__To be done__: Below is a listing to transcribe in full and exactly; keep the pictures out.

__Records for this task__:

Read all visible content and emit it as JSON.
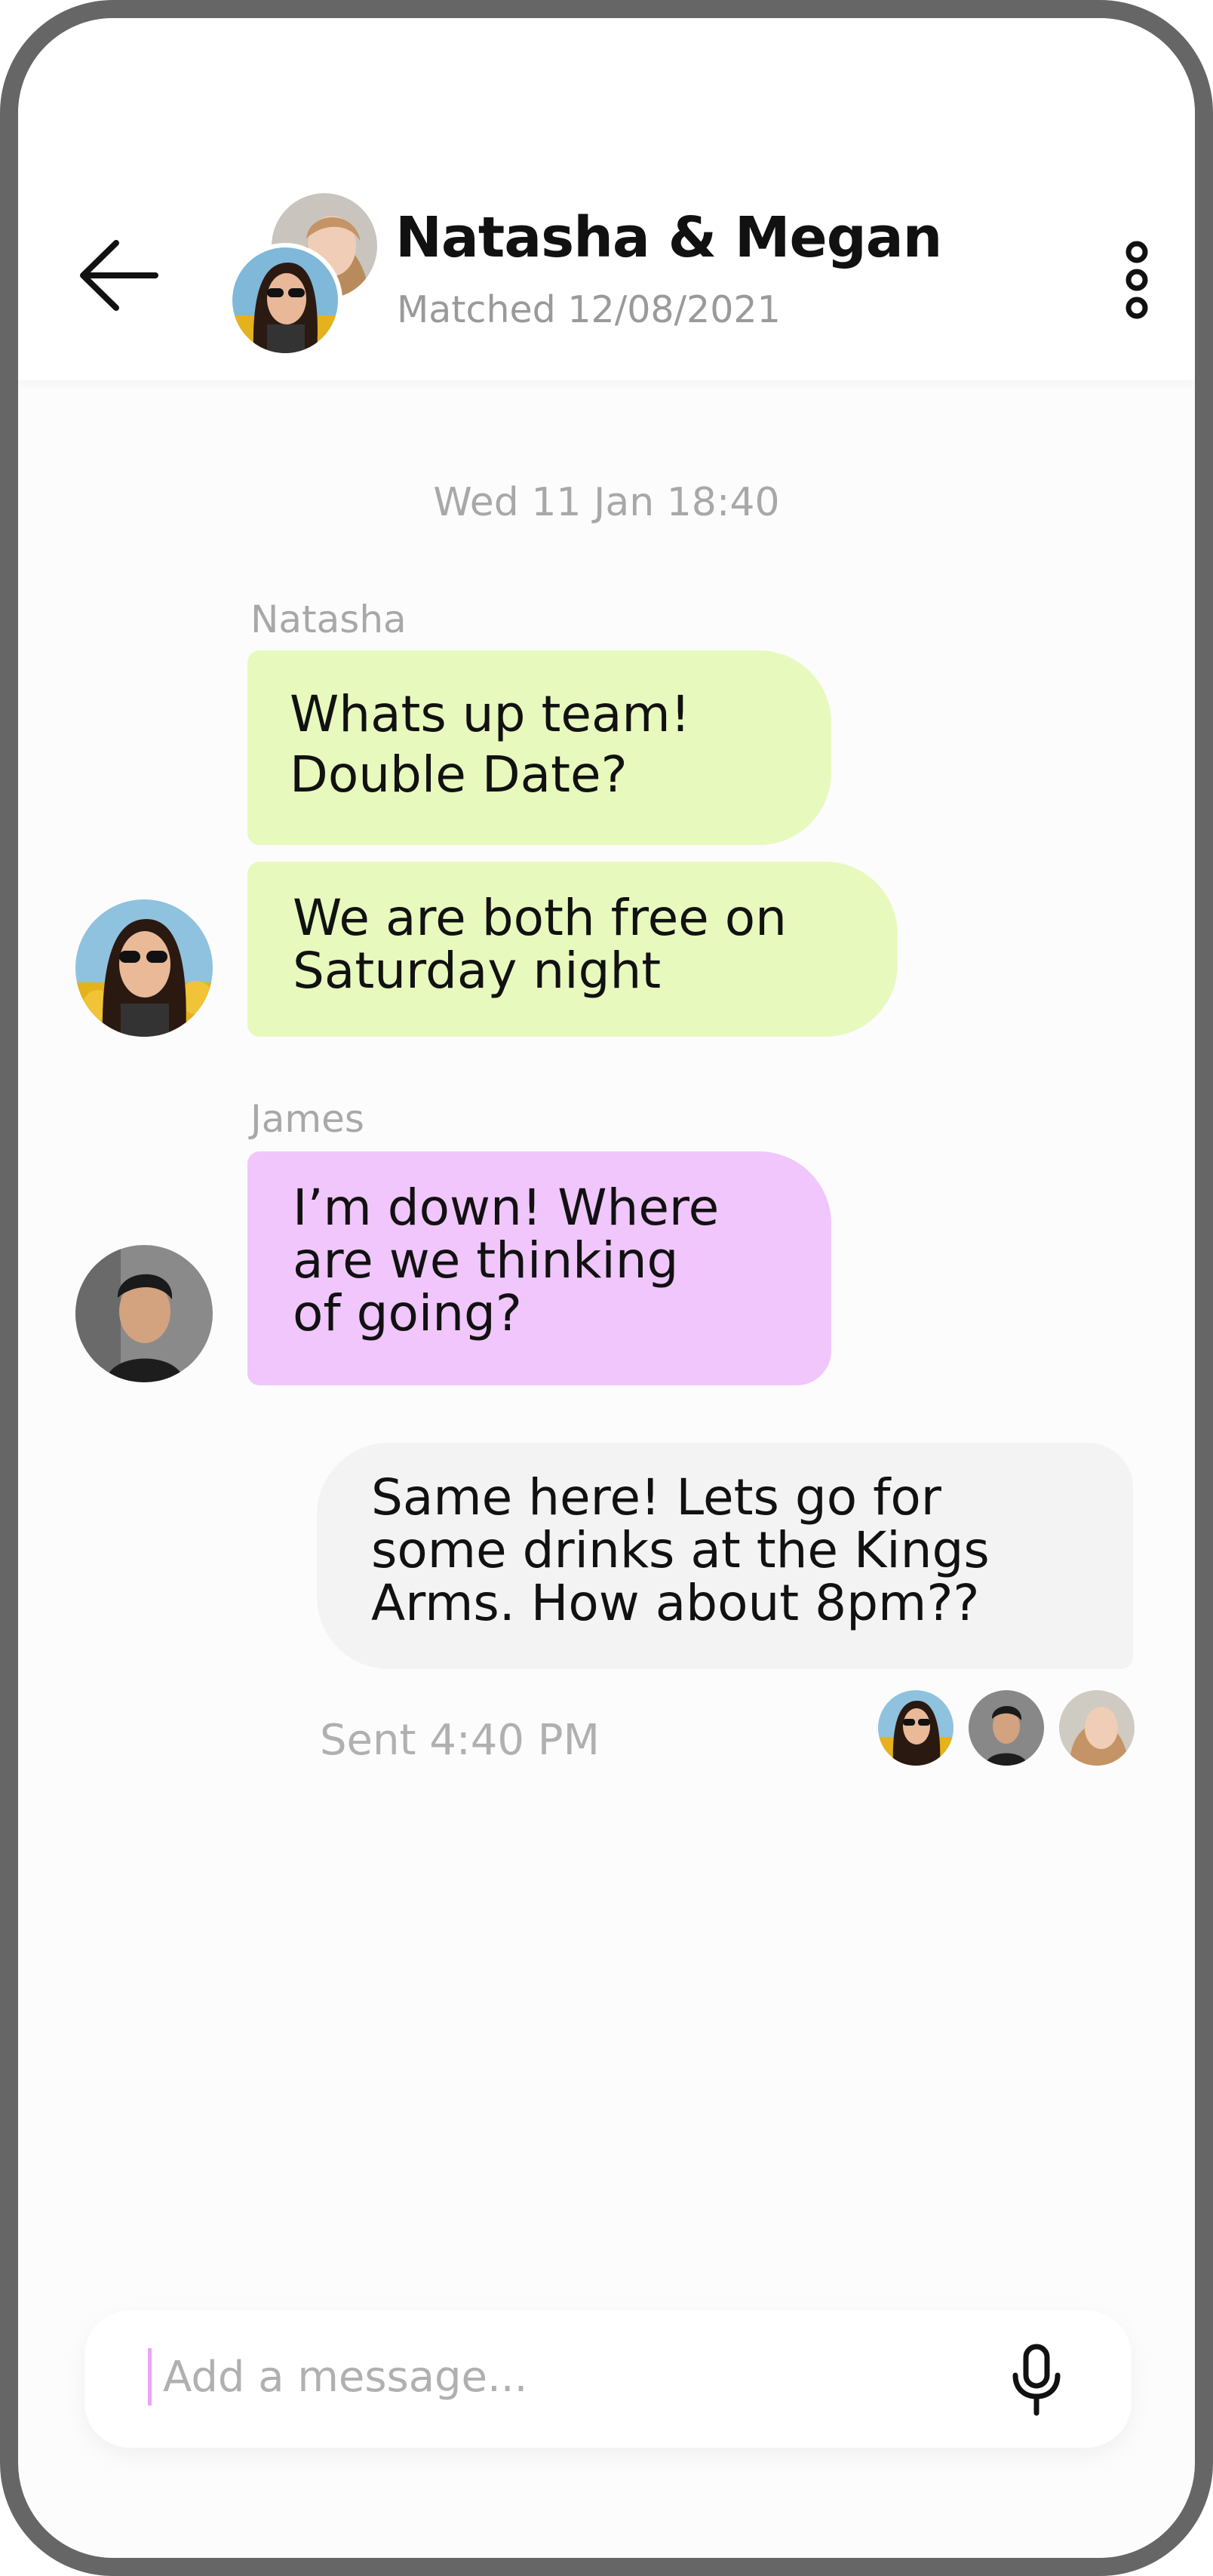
{
  "header": {
    "title": "Natasha & Megan",
    "subtitle": "Matched 12/08/2021",
    "back_icon": "arrow-left-icon",
    "more_icon": "more-vertical-icon"
  },
  "chat": {
    "date_separator": "Wed 11 Jan 18:40",
    "groups": [
      {
        "sender": "Natasha",
        "messages": [
          [
            "Whats up team!",
            "Double Date?"
          ],
          [
            "We are both free on",
            "Saturday night"
          ]
        ],
        "color": "#e8f9be"
      },
      {
        "sender": "James",
        "messages": [
          [
            "I’m down! Where",
            "are we thinking",
            "of going?"
          ]
        ],
        "color": "#f0c6fc"
      }
    ],
    "outgoing": {
      "lines": [
        "Same here! Lets go for",
        "some drinks at the Kings",
        "Arms. How about 8pm??"
      ],
      "status": "Sent 4:40 PM",
      "color": "#f3f3f3"
    }
  },
  "composer": {
    "placeholder": "Add a message...",
    "mic_icon": "microphone-icon"
  },
  "colors": {
    "frame": "#666666",
    "background": "#fcfcfd",
    "accent_caret": "#e8a6f7"
  }
}
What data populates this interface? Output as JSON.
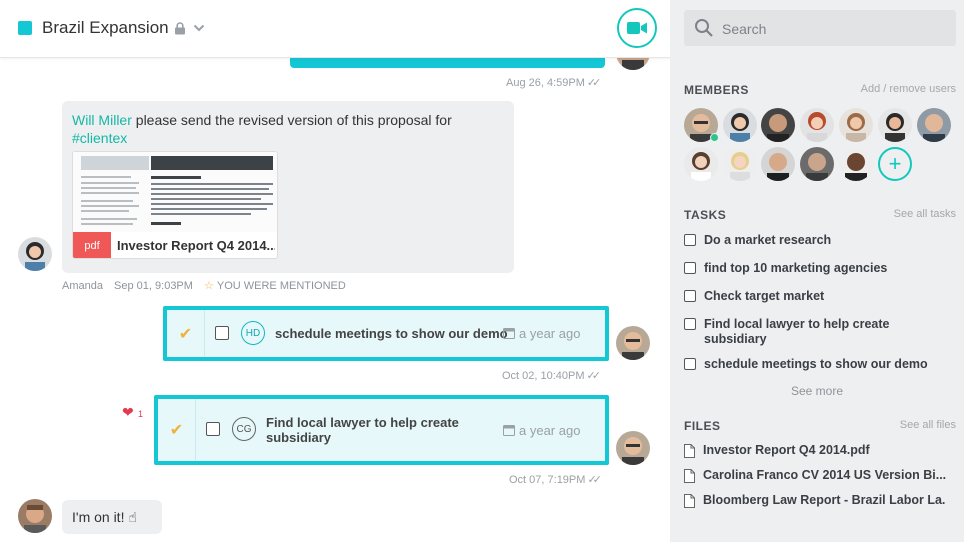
{
  "header": {
    "channel_name": "Brazil Expansion",
    "accent_color": "#14c7d4"
  },
  "messages": {
    "first_time": "Aug 26, 4:59PM",
    "proposal": {
      "mention": "Will Miller",
      "text": " please send the revised version of this proposal for ",
      "hashtag": "#clientex",
      "attachment_type": "pdf",
      "attachment_name": "Investor Report Q4 2014....",
      "author": "Amanda",
      "time": "Sep 01, 9:03PM",
      "mention_note": "YOU WERE MENTIONED"
    },
    "task1": {
      "initials": "HD",
      "text": "schedule meetings to show our demo",
      "due": "a year ago",
      "time": "Oct 02, 10:40PM"
    },
    "task2": {
      "initials": "CG",
      "text": "Find local lawyer to help create subsidiary",
      "due": "a year ago",
      "time": "Oct 07, 7:19PM",
      "reaction_count": "1"
    },
    "last": {
      "text": "I'm on it! ☝"
    }
  },
  "sidebar": {
    "search_placeholder": "Search",
    "members": {
      "title": "MEMBERS",
      "link": "Add / remove users"
    },
    "tasks": {
      "title": "TASKS",
      "link": "See all tasks",
      "items": [
        "Do a market research",
        "find top 10 marketing agencies",
        "Check target market",
        "Find local lawyer to help create subsidiary",
        "schedule meetings to show our demo"
      ],
      "see_more": "See more"
    },
    "files": {
      "title": "FILES",
      "link": "See all files",
      "items": [
        "Investor Report Q4 2014.pdf",
        "Carolina Franco CV 2014 US Version Bi...",
        "Bloomberg Law Report - Brazil Labor La..."
      ]
    }
  }
}
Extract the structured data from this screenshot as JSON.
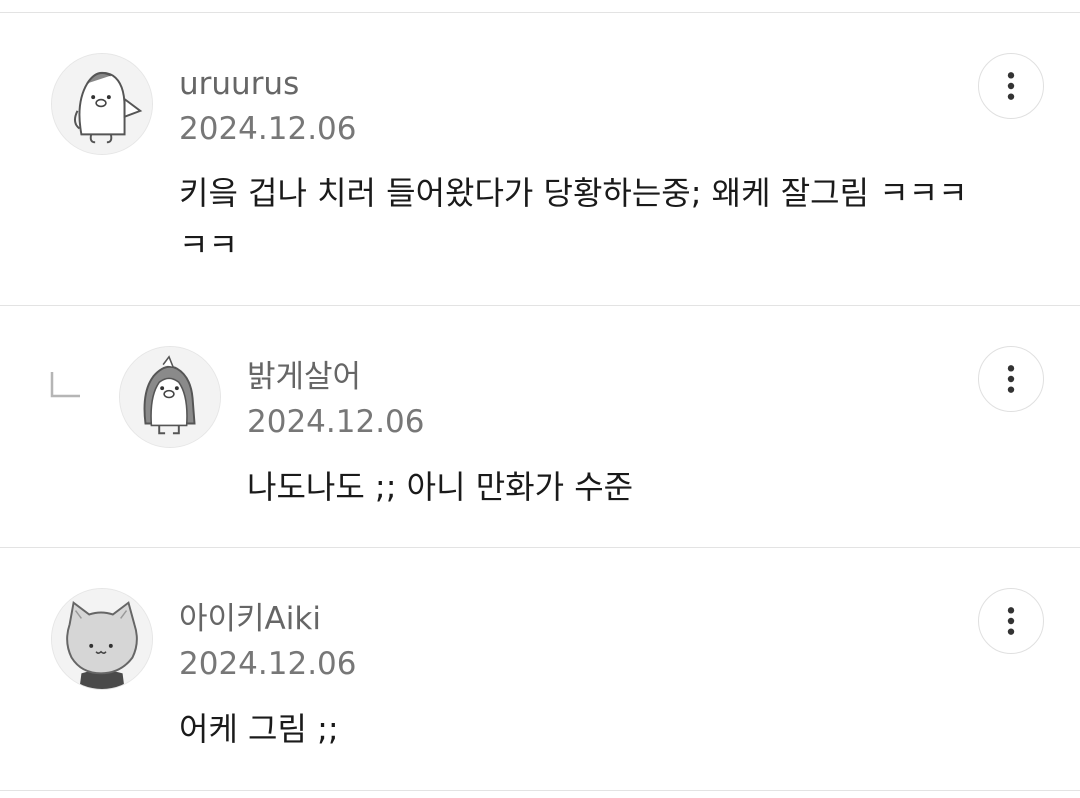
{
  "comments": [
    {
      "username": "uruurus",
      "date": "2024.12.06",
      "text": "키읔 겁나 치러 들어왔다가 당황하는중; 왜케 잘그림 ㅋㅋㅋㅋㅋ",
      "avatar_icon": "penguin-waving-icon",
      "more_icon": "more-vertical-icon"
    },
    {
      "username": "밝게살어",
      "date": "2024.12.06",
      "text": "나도나도 ;; 아니 만화가 수준",
      "avatar_icon": "penguin-icon",
      "more_icon": "more-vertical-icon",
      "reply_icon": "reply-arrow-icon"
    },
    {
      "username": "아이키Aiki",
      "date": "2024.12.06",
      "text": "어케 그림 ;;",
      "avatar_icon": "cat-icon",
      "more_icon": "more-vertical-icon"
    }
  ]
}
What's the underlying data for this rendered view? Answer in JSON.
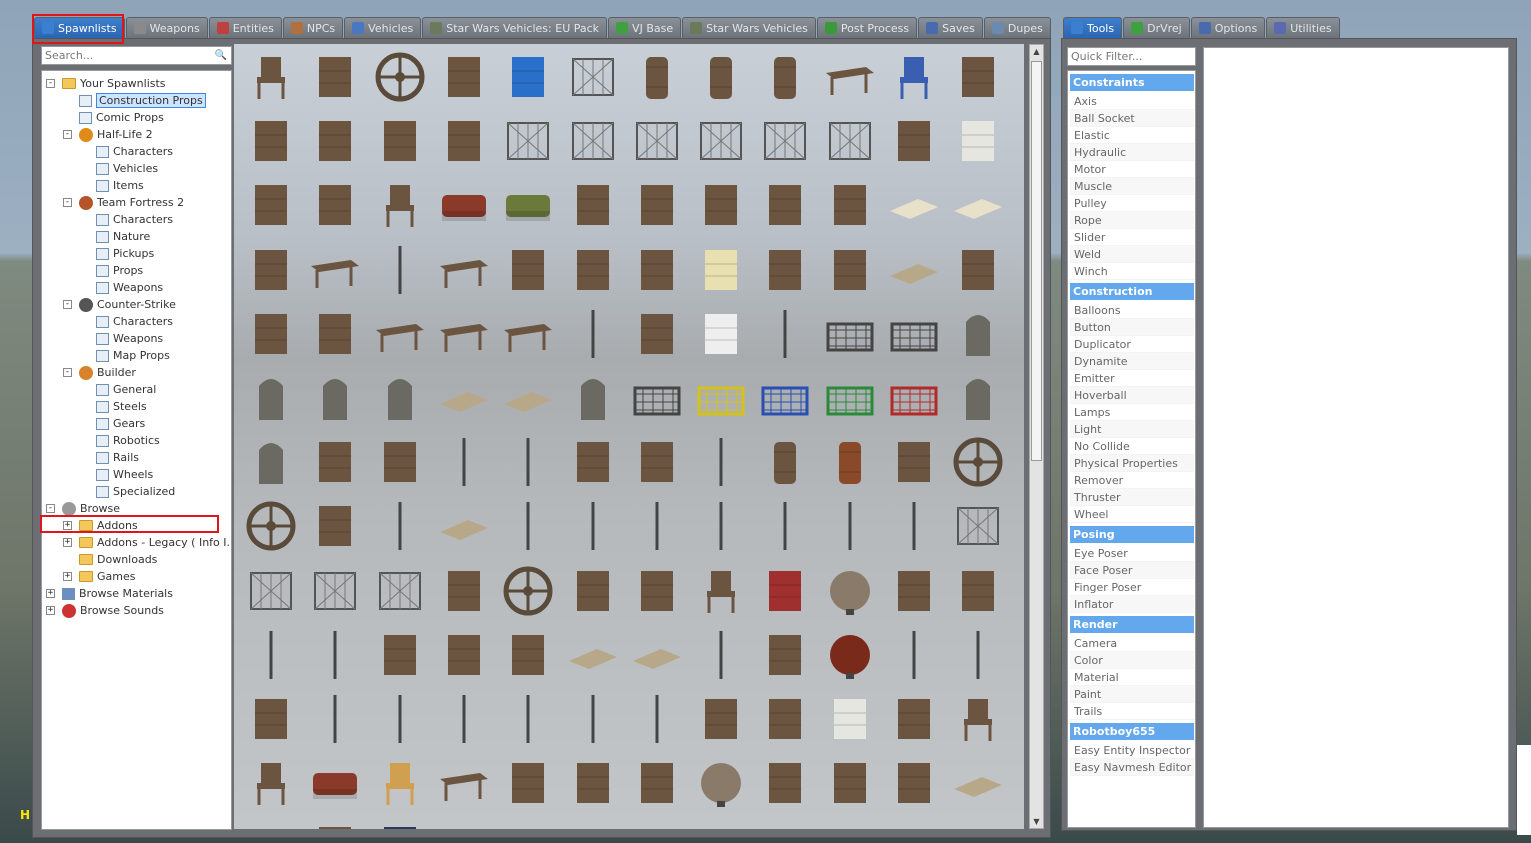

__Output below__:
Read all visible content and emit it as JSON.
{
  "header": {
    "title": "Natasha & Megan",
    "subtitle": "Matched 12/08/2021",
    "back_icon": "arrow-left-icon",
    "more_icon": "more-vertical-icon"
  },
  "chat": {
    "date_separator": "Wed 11 Jan 18:40",
    "groups": [
      {
        "sender": "Natasha",
        "messages": [
          [
            "Whats up team!",
            "Double Date?"
          ],
          [
            "We are both free on",
            "Saturday night"
          ]
        ],
        "color": "#e8f9be"
      },
      {
        "sender": "James",
        "messages": [
          [
            "I’m down! Where",
            "are we thinking",
            "of going?"
          ]
        ],
        "color": "#f0c6fc"
      }
    ],
    "outgoing": {
      "lines": [
        "Same here! Lets go for",
        "some drinks at the Kings",
        "Arms. How about 8pm??"
      ],
      "status": "Sent 4:40 PM",
      "color": "#f3f3f3"
    }
  },
  "composer": {
    "placeholder": "Add a message...",
    "mic_icon": "microphone-icon"
  },
  "colors": {
    "frame": "#666666",
    "background": "#fcfcfd",
    "accent_caret": "#e8a6f7"
  }
}
What data populates this interface? Output as JSON.
{
  "header": {
    "channel_name": "Brazil Expansion",
    "accent_color": "#14c7d4"
  },
  "messages": {
    "first_time": "Aug 26, 4:59PM",
    "proposal": {
      "mention": "Will Miller",
      "text": " please send the revised version of this proposal for ",
      "hashtag": "#clientex",
      "attachment_type": "pdf",
      "attachment_name": "Investor Report Q4 2014....",
      "author": "Amanda",
      "time": "Sep 01, 9:03PM",
      "mention_note": "YOU WERE MENTIONED"
    },
    "task1": {
      "initials": "HD",
      "text": "schedule meetings to show our demo",
      "due": "a year ago",
      "time": "Oct 02, 10:40PM"
    },
    "task2": {
      "initials": "CG",
      "text": "Find local lawyer to help create subsidiary",
      "due": "a year ago",
      "time": "Oct 07, 7:19PM",
      "reaction_count": "1"
    },
    "last": {
      "text": "I'm on it! ☝"
    }
  },
  "sidebar": {
    "search_placeholder": "Search",
    "members": {
      "title": "MEMBERS",
      "link": "Add / remove users"
    },
    "tasks": {
      "title": "TASKS",
      "link": "See all tasks",
      "items": [
        "Do a market research",
        "find top 10 marketing agencies",
        "Check target market",
        "Find local lawyer to help create subsidiary",
        "schedule meetings to show our demo"
      ],
      "see_more": "See more"
    },
    "files": {
      "title": "FILES",
      "link": "See all files",
      "items": [
        "Investor Report Q4 2014.pdf",
        "Carolina Franco CV 2014 US Version Bi...",
        "Bloomberg Law Report - Brazil Labor La..."
      ]
    }
  }
}
Extract the structured data from this screenshot as JSON.
{
  "comments": [
    {
      "username": "uruurus",
      "date": "2024.12.06",
      "text": "키읔 겁나 치러 들어왔다가 당황하는중; 왜케 잘그림 ㅋㅋㅋㅋㅋ",
      "avatar_icon": "penguin-waving-icon",
      "more_icon": "more-vertical-icon"
    },
    {
      "username": "밝게살어",
      "date": "2024.12.06",
      "text": "나도나도 ;; 아니 만화가 수준",
      "avatar_icon": "penguin-icon",
      "more_icon": "more-vertical-icon",
      "reply_icon": "reply-arrow-icon"
    },
    {
      "username": "아이키Aiki",
      "date": "2024.12.06",
      "text": "어케 그림 ;;",
      "avatar_icon": "cat-icon",
      "more_icon": "more-vertical-icon"
    }
  ]
}
What's the underlying data for this rendered view? Answer in JSON.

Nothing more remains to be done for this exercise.